• WRITTEN REQUEST: Pick out every line that holds the string "erfahren" and copy it.

********************

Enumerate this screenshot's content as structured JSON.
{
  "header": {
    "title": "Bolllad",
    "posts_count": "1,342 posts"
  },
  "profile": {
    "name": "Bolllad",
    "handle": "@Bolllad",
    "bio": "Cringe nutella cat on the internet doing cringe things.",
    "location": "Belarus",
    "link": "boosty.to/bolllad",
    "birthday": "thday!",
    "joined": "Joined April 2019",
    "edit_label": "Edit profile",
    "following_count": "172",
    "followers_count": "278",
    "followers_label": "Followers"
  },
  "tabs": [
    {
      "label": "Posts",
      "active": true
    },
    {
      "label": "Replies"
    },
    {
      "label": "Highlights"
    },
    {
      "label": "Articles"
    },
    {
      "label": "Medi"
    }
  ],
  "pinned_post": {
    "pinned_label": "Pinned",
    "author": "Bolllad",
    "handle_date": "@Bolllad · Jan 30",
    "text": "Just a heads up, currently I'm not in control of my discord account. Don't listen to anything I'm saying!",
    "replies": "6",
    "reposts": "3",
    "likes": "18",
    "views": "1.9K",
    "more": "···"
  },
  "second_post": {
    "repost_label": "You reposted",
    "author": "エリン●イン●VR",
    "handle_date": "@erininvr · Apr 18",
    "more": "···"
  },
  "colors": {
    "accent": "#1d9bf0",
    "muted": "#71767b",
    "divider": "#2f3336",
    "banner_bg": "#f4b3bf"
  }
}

********************

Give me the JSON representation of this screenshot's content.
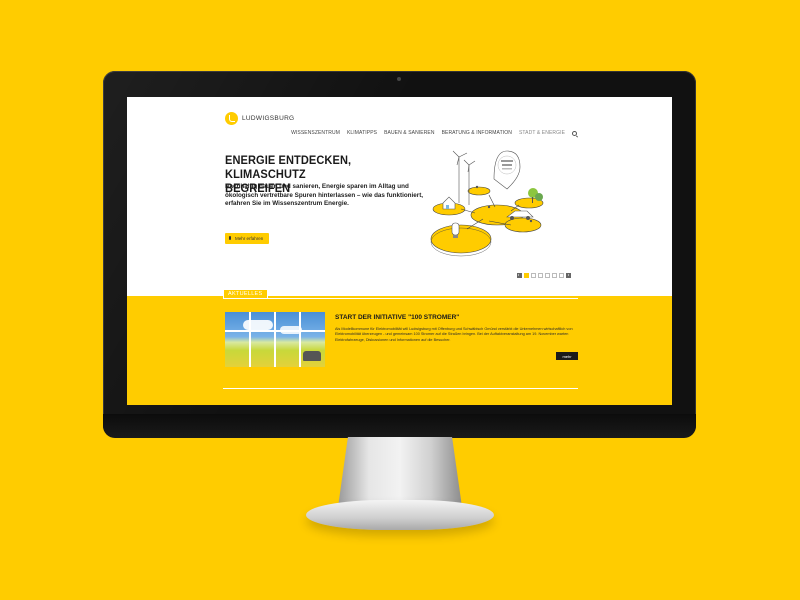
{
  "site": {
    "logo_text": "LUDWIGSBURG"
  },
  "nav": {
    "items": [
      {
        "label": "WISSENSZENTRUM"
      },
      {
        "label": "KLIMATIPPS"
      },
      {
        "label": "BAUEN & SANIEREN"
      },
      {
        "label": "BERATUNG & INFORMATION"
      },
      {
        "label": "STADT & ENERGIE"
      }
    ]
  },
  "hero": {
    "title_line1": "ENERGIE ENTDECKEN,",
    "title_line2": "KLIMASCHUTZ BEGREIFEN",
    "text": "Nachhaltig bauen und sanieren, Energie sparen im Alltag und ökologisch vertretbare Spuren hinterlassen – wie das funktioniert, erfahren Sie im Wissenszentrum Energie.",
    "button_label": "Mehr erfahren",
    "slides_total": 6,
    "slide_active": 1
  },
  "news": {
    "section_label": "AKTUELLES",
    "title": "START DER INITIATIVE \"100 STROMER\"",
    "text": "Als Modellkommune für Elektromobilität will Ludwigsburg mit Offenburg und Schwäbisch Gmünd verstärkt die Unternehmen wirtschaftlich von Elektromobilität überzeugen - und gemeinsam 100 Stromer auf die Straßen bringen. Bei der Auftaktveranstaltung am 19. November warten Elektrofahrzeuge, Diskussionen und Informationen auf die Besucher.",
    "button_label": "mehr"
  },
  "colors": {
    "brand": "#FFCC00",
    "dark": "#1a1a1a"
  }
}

********************

• ANSWER TO THE EXERCISE:
    "text": "Nachhaltig bauen und sanieren, Energie sparen im Alltag und ökologisch vertretbare Spuren hinterlassen – wie das funktioniert, erfahren Sie im Wissenszentrum Energie.",
    "button_label": "Mehr erfahren",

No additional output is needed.